## Task goal:
Verbatim output of all the material below is required.

┌─ Data provided

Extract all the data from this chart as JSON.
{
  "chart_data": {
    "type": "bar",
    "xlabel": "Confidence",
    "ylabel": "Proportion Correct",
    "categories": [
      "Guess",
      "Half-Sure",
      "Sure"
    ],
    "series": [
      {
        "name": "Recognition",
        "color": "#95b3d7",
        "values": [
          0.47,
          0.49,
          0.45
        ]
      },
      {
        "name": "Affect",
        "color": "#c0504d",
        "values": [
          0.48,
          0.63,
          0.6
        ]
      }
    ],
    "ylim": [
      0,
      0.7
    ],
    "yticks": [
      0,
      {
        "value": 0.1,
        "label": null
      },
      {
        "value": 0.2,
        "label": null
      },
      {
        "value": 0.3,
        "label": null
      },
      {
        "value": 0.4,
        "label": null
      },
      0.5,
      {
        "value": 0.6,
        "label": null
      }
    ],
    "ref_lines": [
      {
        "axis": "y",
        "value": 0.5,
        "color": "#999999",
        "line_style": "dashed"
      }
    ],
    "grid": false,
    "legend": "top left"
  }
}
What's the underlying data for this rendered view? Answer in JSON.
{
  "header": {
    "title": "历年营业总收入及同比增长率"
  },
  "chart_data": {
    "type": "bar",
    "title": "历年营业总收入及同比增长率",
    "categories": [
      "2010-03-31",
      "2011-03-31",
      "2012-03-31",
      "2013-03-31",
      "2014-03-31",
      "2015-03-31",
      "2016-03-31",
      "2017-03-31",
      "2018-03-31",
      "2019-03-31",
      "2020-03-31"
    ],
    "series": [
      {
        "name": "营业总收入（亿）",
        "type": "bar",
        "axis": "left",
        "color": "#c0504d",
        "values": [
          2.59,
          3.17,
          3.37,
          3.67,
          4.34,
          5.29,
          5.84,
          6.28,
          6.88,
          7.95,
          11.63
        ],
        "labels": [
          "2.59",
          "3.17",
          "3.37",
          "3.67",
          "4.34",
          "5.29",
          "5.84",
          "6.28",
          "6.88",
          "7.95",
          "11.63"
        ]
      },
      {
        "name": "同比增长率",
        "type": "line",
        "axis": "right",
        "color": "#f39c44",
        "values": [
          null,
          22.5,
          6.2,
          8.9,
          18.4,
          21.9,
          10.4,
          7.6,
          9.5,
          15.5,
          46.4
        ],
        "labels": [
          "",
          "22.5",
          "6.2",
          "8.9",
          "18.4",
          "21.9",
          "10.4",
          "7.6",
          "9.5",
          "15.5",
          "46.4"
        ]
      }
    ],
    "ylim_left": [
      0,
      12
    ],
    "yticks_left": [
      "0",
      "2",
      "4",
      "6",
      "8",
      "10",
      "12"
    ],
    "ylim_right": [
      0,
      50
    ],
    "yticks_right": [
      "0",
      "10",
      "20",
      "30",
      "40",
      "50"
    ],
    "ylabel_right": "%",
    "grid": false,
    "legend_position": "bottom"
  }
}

└─

## Output of the exercise:
Extract all the data from this chart as JSON.
{
  "chart_data": {
    "type": "bar",
    "xlabel": "Confidence",
    "ylabel": "Proportion Correct",
    "categories": [
      "Guess",
      "Half-Sure",
      "Sure"
    ],
    "series": [
      {
        "name": "Recognition",
        "color": "#95b3d7",
        "values": [
          0.47,
          0.49,
          0.45
        ]
      },
      {
        "name": "Affect",
        "color": "#c0504d",
        "values": [
          0.48,
          0.63,
          0.6
        ]
      }
    ],
    "ylim": [
      0,
      0.7
    ],
    "yticks": [
      0,
      {
        "value": 0.1,
        "label": null
      },
      {
        "value": 0.2,
        "label": null
      },
      {
        "value": 0.3,
        "label": null
      },
      {
        "value": 0.4,
        "label": null
      },
      0.5,
      {
        "value": 0.6,
        "label": null
      }
    ],
    "ref_lines": [
      {
        "axis": "y",
        "value": 0.5,
        "color": "#999999",
        "line_style": "dashed"
      }
    ],
    "grid": false,
    "legend": "top left"
  }
}
What's the underlying data for this rendered view? Answer in JSON.
{
  "header": {
    "title": "历年营业总收入及同比增长率"
  },
  "chart_data": {
    "type": "bar",
    "title": "历年营业总收入及同比增长率",
    "categories": [
      "2010-03-31",
      "2011-03-31",
      "2012-03-31",
      "2013-03-31",
      "2014-03-31",
      "2015-03-31",
      "2016-03-31",
      "2017-03-31",
      "2018-03-31",
      "2019-03-31",
      "2020-03-31"
    ],
    "series": [
      {
        "name": "营业总收入（亿）",
        "type": "bar",
        "axis": "left",
        "color": "#c0504d",
        "values": [
          2.59,
          3.17,
          3.37,
          3.67,
          4.34,
          5.29,
          5.84,
          6.28,
          6.88,
          7.95,
          11.63
        ],
        "labels": [
          "2.59",
          "3.17",
          "3.37",
          "3.67",
          "4.34",
          "5.29",
          "5.84",
          "6.28",
          "6.88",
          "7.95",
          "11.63"
        ]
      },
      {
        "name": "同比增长率",
        "type": "line",
        "axis": "right",
        "color": "#f39c44",
        "values": [
          null,
          22.5,
          6.2,
          8.9,
          18.4,
          21.9,
          10.4,
          7.6,
          9.5,
          15.5,
          46.4
        ],
        "labels": [
          "",
          "22.5",
          "6.2",
          "8.9",
          "18.4",
          "21.9",
          "10.4",
          "7.6",
          "9.5",
          "15.5",
          "46.4"
        ]
      }
    ],
    "ylim_left": [
      0,
      12
    ],
    "yticks_left": [
      "0",
      "2",
      "4",
      "6",
      "8",
      "10",
      "12"
    ],
    "ylim_right": [
      0,
      50
    ],
    "yticks_right": [
      "0",
      "10",
      "20",
      "30",
      "40",
      "50"
    ],
    "ylabel_right": "%",
    "grid": false,
    "legend_position": "bottom"
  }
}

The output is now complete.